The initial features of this approach appear to be that it aims to find a settlement for the Syrian file without a central role for the United States, and at the same time, requires Washington not to oppose it, in addition to ensuring Russia’s approval, says Talaa.
One of the most important requirements for advancing this approach is putting the refugee issue on the table, as well as the set of measures required by the Syrian regime, in addition to finding a broader definition of the concept of “reconciliation” with regard to the military forces deployed in the Syrian geography and supported by other countries, according to the researcher.
Talaa believes that this approach may put the regime in front of challenges to encourage stability factors and adapt to the results of the current reality.
The researcher at the Century International Foundation for Research and International Policy, who specializes in Syrian affairs, Sam Heller, believes that it is not correct or necessary to have an Arab initiative, and it is likely that the new directions were formed as a result of a group of uncoordinated and unilateral initiatives.

§ **Stored data**
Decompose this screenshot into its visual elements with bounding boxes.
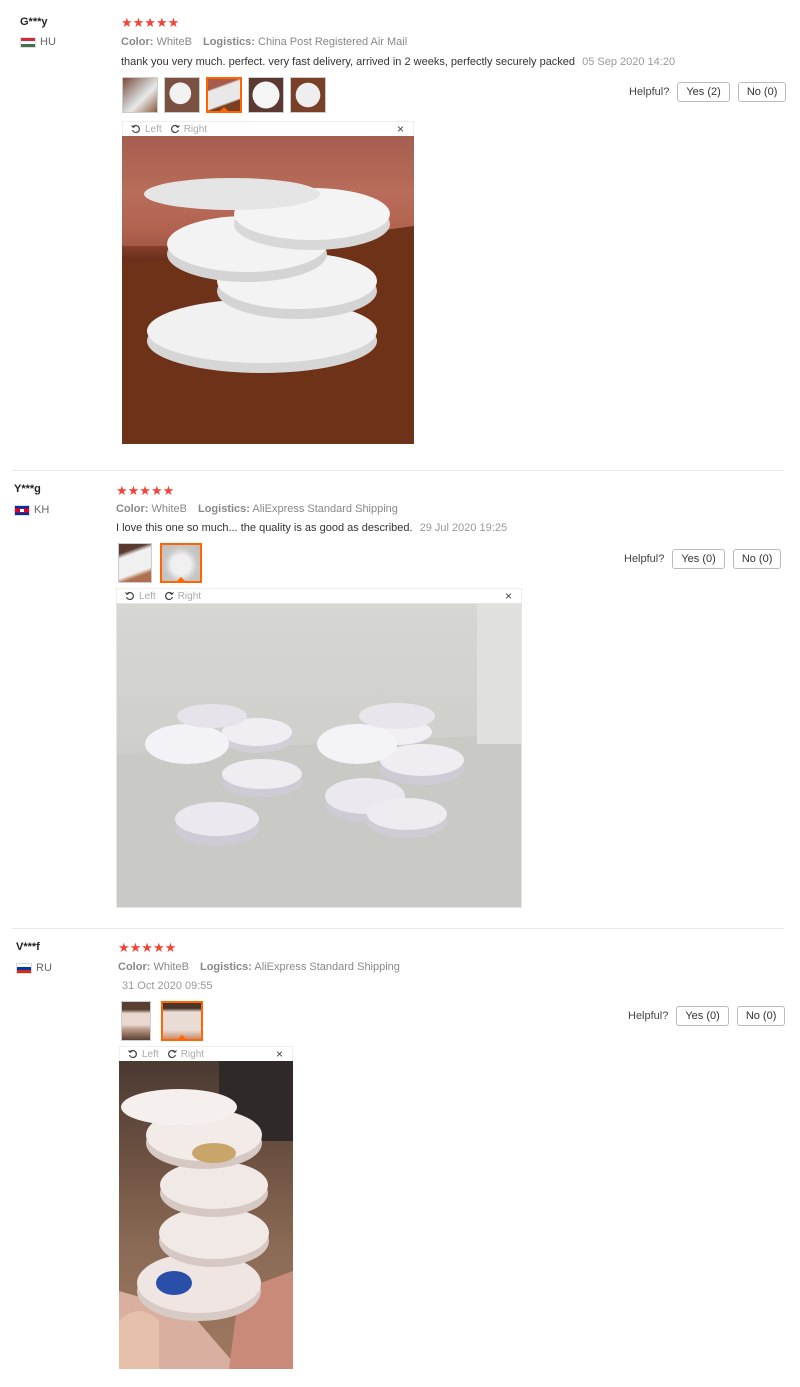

§ **What you need to do**
1) In the text on the approach to a Syrian settlement, which researcher specializes in Syrian affairs?
2) Continue the text on the approach to a Syrian settlement from its last sentence.

§ **Response list**
1) Sam Heller, a researcher at the Century International Foundation for Research and International Policy.

2)
Given that Jordan settled its relations with the Syrian regime according to a “step by step” approach, the matter was different for the Emirates, which unconditionally settled its relations with the regime, according to what Heller told Enab Baladi.
He added that the “big question” now is to what extent Saudi Arabia chooses to go in its settlement with the regime, especially since Riyadh is actually able to mobilize other Arab countries behind it in a systematic and collective manner, which differs from previous initiatives and what Jordan cannot do.
The latest entrant
On March 24, the Saudi newspaper Okaz published the stages of normalization of Riyadh’s relations with Damascus, quoting an unnamed official in the Saudi Ministry of Foreign Affairs.
The stages of rapprochement begin with the exchange of consular representation between the two capitals and the restoration of relations between the two countries in exchange for Damascus’ pledge to reform the internal situation and the relationship with the opposition, and three other steps related to the regime’s control of drug smuggling operations from the Syrian territories to Jordan.
A few days before that, The Wall Street Journal leaked that Arab countries were seeking to remove Syria from its isolation in return for complying with a set of requests.
Arab demands centered on limiting Iranian influence and cordoning off drug smuggling (Captagon) to Jordan, as well as allowing Arab protection for Syrian refugees upon their return to the country, according to the newspaper.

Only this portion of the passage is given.